WHAT IS BEING ASKED: Filter the records below for the word "Number". Copy each line that holds it.

[Start]

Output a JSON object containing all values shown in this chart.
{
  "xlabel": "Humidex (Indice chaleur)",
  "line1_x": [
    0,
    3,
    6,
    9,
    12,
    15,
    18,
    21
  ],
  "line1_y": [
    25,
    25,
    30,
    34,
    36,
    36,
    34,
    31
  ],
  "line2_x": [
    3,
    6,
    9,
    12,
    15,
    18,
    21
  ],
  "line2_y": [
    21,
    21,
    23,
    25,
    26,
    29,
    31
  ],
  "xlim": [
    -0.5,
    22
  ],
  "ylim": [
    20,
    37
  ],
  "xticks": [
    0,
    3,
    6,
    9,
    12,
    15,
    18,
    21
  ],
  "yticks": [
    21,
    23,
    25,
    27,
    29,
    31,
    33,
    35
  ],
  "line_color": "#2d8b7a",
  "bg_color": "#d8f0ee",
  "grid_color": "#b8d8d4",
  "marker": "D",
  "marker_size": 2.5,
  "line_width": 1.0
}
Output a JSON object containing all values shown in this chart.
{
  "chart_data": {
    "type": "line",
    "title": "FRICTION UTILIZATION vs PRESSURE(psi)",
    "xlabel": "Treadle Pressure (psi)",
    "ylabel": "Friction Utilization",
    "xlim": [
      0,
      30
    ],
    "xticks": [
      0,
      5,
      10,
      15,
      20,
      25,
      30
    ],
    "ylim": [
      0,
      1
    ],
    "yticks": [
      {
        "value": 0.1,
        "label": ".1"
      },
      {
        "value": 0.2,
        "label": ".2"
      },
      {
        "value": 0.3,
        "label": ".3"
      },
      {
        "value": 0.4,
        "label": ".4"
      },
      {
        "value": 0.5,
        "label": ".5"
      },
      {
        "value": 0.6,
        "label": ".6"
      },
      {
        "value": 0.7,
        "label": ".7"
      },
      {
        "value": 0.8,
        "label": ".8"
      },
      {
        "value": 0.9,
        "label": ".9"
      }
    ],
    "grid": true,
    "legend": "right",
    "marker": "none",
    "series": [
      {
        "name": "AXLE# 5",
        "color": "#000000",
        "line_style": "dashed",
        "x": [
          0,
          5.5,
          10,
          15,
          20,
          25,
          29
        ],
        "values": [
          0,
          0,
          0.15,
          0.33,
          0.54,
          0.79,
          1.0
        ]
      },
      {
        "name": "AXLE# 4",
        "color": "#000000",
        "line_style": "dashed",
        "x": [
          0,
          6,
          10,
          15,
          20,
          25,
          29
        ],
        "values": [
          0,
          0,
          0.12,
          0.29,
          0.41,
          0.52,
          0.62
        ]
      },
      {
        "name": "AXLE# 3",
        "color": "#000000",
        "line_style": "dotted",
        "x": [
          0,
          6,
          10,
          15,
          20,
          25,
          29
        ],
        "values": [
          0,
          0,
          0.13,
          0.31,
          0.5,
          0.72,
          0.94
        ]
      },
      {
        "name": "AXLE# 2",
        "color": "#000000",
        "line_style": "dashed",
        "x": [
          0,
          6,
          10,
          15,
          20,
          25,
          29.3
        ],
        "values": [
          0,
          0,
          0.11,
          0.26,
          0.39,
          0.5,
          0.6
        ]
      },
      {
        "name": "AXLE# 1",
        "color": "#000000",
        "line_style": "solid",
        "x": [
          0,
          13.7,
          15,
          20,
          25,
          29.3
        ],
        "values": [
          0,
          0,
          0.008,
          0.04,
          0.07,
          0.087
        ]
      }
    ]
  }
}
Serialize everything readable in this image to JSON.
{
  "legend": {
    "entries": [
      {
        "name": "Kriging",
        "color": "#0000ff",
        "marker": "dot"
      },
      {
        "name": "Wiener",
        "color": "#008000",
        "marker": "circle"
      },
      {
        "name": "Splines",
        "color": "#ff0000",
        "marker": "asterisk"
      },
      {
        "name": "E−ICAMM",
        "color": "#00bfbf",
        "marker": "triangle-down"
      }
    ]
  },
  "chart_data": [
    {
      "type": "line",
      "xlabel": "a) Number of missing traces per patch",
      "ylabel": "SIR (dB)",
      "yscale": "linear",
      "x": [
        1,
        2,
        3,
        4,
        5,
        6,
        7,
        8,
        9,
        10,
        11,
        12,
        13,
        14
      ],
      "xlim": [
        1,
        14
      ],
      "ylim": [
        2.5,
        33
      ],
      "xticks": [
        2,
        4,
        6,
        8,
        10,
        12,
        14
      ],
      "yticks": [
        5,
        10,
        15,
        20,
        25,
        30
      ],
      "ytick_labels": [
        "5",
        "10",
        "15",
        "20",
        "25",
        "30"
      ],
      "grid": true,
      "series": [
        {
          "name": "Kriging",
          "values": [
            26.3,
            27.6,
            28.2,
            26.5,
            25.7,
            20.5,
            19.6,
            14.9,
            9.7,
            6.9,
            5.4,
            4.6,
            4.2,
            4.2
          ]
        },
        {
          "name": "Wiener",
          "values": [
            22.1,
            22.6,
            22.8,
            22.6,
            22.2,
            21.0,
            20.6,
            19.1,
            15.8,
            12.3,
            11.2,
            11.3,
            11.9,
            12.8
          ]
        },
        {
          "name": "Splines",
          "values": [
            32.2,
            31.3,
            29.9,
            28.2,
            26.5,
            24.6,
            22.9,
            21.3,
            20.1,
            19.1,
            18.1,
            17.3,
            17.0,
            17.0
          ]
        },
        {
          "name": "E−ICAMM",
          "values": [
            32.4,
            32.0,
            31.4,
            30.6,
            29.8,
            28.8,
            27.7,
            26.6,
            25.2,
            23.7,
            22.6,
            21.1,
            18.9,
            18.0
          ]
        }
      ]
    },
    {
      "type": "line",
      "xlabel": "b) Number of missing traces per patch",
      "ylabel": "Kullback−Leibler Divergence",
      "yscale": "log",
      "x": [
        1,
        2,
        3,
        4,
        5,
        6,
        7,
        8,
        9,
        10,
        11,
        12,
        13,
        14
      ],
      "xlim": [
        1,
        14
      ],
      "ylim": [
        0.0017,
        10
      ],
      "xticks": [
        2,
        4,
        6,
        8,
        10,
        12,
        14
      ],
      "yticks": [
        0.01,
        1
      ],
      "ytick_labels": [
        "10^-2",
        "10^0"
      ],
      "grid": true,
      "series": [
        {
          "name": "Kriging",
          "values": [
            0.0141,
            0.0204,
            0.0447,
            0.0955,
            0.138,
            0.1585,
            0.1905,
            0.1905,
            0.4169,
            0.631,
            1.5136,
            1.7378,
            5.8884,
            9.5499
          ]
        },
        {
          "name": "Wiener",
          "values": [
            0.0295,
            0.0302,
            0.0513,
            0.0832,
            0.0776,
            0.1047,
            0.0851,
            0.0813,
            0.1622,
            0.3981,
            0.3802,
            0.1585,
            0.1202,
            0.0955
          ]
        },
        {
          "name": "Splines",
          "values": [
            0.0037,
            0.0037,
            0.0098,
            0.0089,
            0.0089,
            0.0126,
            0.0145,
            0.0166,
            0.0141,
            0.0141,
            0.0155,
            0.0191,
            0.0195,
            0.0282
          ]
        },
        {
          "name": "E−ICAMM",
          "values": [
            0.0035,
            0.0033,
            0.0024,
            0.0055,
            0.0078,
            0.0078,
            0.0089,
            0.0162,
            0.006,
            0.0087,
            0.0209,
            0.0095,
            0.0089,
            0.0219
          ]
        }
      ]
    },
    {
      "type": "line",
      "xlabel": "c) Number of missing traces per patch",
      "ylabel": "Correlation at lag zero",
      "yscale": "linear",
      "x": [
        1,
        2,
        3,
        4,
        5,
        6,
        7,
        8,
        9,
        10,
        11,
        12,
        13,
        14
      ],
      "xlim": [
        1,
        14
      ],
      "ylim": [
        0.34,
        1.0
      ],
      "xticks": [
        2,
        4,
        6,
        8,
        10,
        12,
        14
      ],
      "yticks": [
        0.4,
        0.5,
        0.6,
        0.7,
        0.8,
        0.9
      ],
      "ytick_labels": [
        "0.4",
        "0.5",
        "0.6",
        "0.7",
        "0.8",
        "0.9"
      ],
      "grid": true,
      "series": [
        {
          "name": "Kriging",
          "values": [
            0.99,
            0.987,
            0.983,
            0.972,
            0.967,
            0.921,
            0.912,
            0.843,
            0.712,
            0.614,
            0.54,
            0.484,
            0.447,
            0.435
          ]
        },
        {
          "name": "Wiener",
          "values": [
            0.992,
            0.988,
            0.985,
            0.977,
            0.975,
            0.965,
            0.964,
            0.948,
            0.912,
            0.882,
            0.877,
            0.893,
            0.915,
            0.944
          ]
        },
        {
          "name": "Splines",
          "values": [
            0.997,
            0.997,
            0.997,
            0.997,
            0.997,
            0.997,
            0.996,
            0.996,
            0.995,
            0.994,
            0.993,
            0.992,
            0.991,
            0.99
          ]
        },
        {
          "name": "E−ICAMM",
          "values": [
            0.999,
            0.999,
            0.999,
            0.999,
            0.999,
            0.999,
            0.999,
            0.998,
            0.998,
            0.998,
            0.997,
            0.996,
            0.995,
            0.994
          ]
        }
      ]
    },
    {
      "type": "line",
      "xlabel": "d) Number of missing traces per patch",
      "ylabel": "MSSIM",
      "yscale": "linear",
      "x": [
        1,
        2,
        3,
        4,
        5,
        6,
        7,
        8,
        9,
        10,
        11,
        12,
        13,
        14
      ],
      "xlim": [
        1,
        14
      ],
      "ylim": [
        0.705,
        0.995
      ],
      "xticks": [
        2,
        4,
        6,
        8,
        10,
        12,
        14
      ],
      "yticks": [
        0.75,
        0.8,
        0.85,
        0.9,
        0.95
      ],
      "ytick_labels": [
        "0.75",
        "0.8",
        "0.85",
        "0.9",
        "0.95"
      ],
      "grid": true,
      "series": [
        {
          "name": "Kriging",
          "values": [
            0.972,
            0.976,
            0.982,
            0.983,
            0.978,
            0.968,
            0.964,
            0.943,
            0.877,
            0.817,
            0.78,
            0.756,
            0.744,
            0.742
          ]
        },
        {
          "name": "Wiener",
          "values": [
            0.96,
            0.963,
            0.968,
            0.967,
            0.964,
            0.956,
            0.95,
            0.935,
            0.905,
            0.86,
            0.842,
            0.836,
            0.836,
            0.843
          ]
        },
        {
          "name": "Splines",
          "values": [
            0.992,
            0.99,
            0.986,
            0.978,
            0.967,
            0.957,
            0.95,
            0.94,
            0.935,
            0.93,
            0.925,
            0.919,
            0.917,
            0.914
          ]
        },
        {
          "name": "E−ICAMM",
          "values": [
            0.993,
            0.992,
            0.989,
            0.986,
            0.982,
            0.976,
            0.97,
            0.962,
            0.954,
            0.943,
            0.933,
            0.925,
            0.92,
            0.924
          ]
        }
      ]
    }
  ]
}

[End]

RESPONSE:
      "xlabel": "a) Number of missing traces per patch",
      "xlabel": "b) Number of missing traces per patch",
      "xlabel": "c) Number of missing traces per patch",
      "xlabel": "d) Number of missing traces per patch",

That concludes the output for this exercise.